WORKING DATA
☆ ☆ ☆ ☆ ☆ ☆ ☆

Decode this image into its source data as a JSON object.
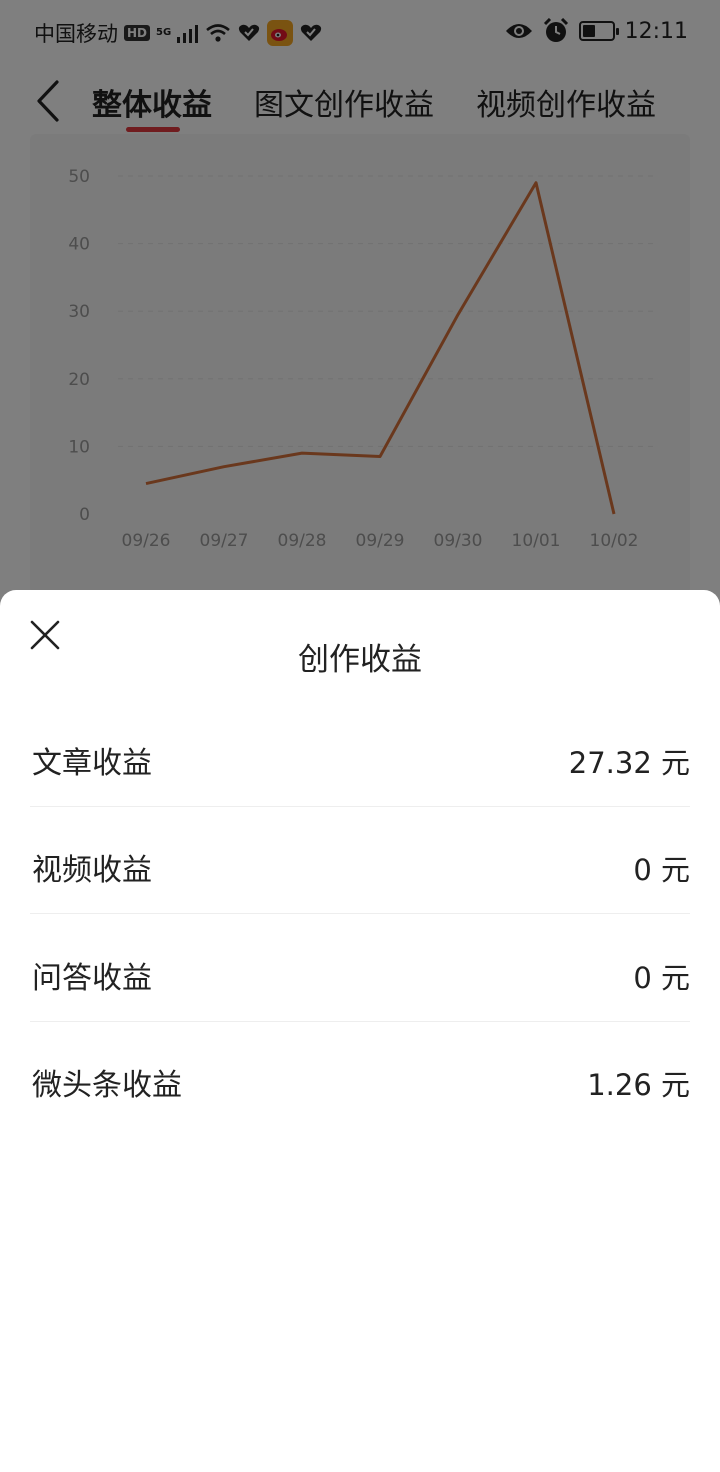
{
  "status_bar": {
    "carrier": "中国移动",
    "hd": "HD",
    "network": "5G",
    "time": "12:11",
    "battery_level": 0.45
  },
  "nav": {
    "tabs": [
      {
        "label": "整体收益",
        "active": true
      },
      {
        "label": "图文创作收益",
        "active": false
      },
      {
        "label": "视频创作收益",
        "active": false
      }
    ],
    "accent_color": "#e0393e"
  },
  "chart_data": {
    "type": "line",
    "x": [
      "09/26",
      "09/27",
      "09/28",
      "09/29",
      "09/30",
      "10/01",
      "10/02"
    ],
    "series": [
      {
        "values": [
          4.5,
          7,
          9,
          8.5,
          29.5,
          49,
          0
        ],
        "color": "#d4703a"
      }
    ],
    "y_ticks": [
      0,
      10,
      20,
      30,
      40,
      50
    ],
    "ylim": [
      0,
      50
    ],
    "grid": true
  },
  "sheet": {
    "title": "创作收益",
    "rows": [
      {
        "label": "文章收益",
        "value": "27.32 元"
      },
      {
        "label": "视频收益",
        "value": "0 元"
      },
      {
        "label": "问答收益",
        "value": "0 元"
      },
      {
        "label": "微头条收益",
        "value": "1.26 元"
      }
    ]
  },
  "icons": {
    "back": "chevron-left-icon",
    "close": "close-icon",
    "eye": "eye-icon",
    "alarm": "alarm-icon",
    "wifi": "wifi-icon",
    "weibo": "weibo-icon"
  }
}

☆ ☆ ☆ ☆ ☆ ☆ ☆

WRITTEN TASK
A line counts if it holds the word "label". How many lines of the entries count? Give the number only.

FINISHED ANSWER
7